--- DATA ---

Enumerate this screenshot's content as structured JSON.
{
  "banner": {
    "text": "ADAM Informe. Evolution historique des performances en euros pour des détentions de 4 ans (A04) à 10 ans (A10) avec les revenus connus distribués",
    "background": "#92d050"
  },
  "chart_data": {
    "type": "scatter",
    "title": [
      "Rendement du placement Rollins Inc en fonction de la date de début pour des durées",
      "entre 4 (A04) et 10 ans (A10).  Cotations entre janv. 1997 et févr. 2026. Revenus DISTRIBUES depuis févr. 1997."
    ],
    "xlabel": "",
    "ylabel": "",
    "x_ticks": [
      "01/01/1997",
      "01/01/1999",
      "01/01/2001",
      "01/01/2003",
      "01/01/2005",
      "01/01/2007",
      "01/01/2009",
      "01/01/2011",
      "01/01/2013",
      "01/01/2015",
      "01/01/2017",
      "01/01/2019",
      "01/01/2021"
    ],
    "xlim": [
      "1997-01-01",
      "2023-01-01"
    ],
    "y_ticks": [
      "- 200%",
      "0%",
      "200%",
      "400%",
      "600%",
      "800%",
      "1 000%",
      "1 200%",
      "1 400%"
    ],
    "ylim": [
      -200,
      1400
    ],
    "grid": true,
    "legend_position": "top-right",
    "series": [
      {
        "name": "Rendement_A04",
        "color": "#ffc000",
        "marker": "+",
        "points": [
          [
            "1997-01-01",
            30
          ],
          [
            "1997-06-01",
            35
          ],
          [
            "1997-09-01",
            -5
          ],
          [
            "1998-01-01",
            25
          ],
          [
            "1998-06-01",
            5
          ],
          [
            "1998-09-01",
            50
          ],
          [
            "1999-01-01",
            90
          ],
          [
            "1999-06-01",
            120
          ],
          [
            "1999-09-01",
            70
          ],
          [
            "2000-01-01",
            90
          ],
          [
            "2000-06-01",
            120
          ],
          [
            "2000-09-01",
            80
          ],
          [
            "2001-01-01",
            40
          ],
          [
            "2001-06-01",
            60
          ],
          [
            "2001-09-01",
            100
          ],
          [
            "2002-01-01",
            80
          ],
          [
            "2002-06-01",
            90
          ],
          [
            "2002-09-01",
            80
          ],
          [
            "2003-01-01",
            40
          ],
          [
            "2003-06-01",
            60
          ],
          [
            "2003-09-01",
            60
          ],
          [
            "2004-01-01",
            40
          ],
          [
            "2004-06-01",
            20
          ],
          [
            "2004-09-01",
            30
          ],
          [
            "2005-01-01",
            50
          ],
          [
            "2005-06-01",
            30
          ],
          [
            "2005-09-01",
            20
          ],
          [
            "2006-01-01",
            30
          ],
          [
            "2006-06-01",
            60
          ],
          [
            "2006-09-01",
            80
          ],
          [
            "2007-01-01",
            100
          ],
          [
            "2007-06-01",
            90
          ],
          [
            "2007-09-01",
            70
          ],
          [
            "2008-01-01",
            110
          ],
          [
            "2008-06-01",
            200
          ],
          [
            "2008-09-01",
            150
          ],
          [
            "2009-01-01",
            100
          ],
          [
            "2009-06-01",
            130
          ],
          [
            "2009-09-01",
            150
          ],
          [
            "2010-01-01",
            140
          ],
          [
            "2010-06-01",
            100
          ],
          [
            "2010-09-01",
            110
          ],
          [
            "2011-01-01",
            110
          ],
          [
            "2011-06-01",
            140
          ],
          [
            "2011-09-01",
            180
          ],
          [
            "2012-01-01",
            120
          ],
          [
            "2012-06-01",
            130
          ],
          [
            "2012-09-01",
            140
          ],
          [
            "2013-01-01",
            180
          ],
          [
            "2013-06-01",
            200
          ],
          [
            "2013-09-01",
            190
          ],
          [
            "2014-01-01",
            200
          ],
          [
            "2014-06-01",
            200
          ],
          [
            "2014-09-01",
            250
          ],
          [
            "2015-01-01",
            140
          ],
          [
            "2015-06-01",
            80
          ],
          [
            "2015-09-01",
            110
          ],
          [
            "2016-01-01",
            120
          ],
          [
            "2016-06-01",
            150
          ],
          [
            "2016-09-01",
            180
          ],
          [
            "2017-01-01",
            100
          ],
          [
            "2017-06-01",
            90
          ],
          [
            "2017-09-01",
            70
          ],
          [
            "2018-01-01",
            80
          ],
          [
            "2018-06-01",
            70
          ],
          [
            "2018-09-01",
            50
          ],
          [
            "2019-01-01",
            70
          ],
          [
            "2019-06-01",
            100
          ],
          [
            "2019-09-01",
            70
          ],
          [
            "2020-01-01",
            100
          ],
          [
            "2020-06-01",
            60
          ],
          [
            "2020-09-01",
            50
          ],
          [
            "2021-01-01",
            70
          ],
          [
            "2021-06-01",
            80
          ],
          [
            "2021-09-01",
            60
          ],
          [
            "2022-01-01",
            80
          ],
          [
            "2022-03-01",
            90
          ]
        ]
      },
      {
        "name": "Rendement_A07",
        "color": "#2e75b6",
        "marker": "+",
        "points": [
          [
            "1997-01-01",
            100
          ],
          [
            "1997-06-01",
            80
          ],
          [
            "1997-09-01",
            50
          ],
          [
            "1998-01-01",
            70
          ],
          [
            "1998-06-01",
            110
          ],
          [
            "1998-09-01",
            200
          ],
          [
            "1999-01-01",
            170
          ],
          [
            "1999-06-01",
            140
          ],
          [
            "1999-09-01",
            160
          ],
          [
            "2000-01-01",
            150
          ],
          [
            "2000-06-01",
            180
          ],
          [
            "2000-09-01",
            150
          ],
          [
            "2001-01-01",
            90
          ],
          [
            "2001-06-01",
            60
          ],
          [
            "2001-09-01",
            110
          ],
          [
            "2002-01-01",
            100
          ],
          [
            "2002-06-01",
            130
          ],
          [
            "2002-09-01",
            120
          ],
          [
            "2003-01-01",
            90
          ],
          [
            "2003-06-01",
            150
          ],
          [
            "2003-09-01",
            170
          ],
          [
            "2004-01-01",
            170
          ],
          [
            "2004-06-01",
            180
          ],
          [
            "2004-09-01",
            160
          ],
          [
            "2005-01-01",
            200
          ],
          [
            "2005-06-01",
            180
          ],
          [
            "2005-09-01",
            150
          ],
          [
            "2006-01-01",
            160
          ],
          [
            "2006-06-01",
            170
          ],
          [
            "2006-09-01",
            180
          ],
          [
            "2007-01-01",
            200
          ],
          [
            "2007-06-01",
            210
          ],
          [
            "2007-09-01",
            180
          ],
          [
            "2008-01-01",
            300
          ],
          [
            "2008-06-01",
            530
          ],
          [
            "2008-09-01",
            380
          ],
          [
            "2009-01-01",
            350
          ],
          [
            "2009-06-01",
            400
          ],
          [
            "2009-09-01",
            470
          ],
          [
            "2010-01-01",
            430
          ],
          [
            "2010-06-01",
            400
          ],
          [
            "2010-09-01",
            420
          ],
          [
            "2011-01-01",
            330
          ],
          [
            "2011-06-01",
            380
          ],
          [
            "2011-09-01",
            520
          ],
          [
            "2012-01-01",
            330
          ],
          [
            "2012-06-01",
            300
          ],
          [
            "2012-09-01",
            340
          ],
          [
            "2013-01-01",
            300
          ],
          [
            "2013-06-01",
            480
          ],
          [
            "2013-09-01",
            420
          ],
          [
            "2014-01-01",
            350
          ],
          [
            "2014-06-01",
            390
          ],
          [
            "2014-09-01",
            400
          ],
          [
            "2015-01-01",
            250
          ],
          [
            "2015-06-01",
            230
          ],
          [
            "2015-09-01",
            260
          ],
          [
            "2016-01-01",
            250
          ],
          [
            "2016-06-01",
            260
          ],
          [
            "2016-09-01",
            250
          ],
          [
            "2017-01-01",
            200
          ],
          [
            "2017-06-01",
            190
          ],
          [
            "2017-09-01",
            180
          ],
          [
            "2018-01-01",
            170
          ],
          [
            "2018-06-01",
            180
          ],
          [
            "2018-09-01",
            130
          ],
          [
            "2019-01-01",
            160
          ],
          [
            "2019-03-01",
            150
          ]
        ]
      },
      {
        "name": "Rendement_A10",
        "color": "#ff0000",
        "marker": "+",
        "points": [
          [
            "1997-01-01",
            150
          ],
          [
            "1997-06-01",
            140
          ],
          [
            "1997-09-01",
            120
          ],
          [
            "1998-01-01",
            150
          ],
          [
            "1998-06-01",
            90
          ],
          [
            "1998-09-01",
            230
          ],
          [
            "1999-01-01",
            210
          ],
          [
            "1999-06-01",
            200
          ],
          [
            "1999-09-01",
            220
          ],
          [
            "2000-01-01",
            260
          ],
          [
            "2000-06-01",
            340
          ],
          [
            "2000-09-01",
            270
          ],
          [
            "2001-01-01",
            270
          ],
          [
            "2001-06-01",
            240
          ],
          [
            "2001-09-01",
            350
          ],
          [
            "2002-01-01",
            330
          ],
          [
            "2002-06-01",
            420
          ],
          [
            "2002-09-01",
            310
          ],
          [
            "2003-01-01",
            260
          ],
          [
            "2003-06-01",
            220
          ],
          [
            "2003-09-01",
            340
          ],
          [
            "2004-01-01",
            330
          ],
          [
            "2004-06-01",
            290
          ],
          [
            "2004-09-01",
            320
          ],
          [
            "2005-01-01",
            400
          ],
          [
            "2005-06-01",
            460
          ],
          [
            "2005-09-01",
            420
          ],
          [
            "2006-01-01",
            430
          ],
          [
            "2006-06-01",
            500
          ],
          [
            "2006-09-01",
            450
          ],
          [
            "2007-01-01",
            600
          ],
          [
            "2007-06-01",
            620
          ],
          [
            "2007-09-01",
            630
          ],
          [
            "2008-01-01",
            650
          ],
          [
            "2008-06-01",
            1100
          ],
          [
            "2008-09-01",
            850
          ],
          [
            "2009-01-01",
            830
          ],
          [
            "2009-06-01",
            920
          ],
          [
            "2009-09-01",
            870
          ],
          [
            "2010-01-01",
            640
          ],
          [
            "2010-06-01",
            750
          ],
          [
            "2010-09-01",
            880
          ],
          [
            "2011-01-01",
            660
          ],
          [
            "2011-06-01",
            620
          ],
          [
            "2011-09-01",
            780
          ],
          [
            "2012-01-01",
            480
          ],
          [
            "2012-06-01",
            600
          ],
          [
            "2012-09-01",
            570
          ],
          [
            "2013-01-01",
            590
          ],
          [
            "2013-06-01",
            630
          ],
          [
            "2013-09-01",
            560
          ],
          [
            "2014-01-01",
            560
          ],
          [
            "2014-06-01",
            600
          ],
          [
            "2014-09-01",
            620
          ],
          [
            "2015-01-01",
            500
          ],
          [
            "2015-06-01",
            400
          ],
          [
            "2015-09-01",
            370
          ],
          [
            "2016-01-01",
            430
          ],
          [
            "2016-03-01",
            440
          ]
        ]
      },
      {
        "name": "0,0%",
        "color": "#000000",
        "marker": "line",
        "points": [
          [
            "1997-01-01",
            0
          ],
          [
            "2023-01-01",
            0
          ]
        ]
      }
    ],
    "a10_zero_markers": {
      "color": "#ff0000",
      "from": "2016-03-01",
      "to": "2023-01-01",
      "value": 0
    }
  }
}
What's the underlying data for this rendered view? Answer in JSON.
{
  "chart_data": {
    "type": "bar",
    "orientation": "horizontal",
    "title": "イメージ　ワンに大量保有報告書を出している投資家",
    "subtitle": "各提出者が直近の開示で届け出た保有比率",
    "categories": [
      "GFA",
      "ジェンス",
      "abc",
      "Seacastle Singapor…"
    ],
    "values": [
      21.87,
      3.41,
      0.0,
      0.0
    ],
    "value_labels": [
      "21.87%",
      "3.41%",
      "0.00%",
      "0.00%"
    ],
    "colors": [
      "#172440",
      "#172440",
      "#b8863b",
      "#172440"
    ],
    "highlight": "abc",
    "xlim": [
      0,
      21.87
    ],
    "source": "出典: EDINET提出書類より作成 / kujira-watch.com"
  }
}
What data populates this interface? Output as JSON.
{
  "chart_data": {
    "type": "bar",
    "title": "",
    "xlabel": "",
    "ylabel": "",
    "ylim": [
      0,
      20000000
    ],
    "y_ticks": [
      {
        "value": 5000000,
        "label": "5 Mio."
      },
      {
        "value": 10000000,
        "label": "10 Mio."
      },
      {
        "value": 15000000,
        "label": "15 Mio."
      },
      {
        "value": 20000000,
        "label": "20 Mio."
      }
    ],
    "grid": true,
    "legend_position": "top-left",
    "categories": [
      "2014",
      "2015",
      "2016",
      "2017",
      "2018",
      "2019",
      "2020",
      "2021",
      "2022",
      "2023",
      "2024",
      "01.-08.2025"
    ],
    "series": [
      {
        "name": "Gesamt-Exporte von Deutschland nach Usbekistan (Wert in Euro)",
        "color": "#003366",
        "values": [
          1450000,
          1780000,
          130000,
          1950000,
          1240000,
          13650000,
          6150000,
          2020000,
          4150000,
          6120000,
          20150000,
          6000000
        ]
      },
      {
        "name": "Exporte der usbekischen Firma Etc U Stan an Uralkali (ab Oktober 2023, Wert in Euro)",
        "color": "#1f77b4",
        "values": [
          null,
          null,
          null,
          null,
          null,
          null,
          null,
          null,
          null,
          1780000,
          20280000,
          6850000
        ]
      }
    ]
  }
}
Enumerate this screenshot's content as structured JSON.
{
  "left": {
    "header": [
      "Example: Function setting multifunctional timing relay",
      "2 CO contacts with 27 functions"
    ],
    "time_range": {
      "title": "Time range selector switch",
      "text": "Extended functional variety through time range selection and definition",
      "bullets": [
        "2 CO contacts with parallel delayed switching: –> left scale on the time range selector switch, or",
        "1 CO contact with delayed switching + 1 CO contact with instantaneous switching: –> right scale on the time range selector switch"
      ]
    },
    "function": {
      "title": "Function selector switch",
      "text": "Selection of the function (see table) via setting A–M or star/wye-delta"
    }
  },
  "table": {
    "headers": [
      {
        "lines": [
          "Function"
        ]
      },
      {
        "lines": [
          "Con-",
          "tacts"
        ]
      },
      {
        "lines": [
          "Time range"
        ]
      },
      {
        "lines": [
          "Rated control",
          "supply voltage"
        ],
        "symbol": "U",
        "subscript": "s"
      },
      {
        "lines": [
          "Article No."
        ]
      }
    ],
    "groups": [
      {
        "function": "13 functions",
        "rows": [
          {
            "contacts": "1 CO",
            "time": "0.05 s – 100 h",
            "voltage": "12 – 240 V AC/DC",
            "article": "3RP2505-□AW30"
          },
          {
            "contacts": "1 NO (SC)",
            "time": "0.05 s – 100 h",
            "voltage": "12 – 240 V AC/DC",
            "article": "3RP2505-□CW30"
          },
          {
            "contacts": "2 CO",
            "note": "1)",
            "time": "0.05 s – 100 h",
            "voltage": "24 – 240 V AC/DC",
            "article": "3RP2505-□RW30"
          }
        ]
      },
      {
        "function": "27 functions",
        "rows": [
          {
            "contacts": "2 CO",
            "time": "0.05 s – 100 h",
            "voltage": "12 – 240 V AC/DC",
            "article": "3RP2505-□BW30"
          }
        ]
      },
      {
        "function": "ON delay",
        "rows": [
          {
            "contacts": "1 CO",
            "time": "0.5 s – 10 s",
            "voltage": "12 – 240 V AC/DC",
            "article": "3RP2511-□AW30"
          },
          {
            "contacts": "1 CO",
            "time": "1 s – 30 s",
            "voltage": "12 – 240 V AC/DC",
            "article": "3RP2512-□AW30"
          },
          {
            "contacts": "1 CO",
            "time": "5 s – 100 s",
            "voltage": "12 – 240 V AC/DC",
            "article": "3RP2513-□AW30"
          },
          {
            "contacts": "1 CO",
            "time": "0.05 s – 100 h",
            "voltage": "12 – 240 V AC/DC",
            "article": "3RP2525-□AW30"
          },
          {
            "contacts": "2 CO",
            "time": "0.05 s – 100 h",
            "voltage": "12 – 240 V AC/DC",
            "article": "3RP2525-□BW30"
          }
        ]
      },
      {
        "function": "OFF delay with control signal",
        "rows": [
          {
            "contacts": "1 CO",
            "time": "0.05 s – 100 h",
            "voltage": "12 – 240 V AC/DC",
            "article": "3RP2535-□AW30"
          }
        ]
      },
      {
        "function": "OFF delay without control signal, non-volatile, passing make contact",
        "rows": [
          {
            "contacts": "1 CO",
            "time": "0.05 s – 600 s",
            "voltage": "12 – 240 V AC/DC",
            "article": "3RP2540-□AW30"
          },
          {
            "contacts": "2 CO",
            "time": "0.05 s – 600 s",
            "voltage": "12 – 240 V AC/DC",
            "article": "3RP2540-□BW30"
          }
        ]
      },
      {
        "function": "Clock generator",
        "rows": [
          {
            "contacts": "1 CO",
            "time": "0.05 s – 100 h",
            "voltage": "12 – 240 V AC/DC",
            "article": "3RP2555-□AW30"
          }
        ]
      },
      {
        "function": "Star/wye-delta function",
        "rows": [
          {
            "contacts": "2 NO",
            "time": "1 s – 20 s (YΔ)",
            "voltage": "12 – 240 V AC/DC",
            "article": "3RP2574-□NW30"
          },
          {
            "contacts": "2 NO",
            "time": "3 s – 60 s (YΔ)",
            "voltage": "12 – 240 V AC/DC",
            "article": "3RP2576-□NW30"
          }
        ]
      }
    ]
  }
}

---

EXERCISE BRIEF: Identify how many lines in the entries above include the string "right", then state that number alone.

RESPONSE: 2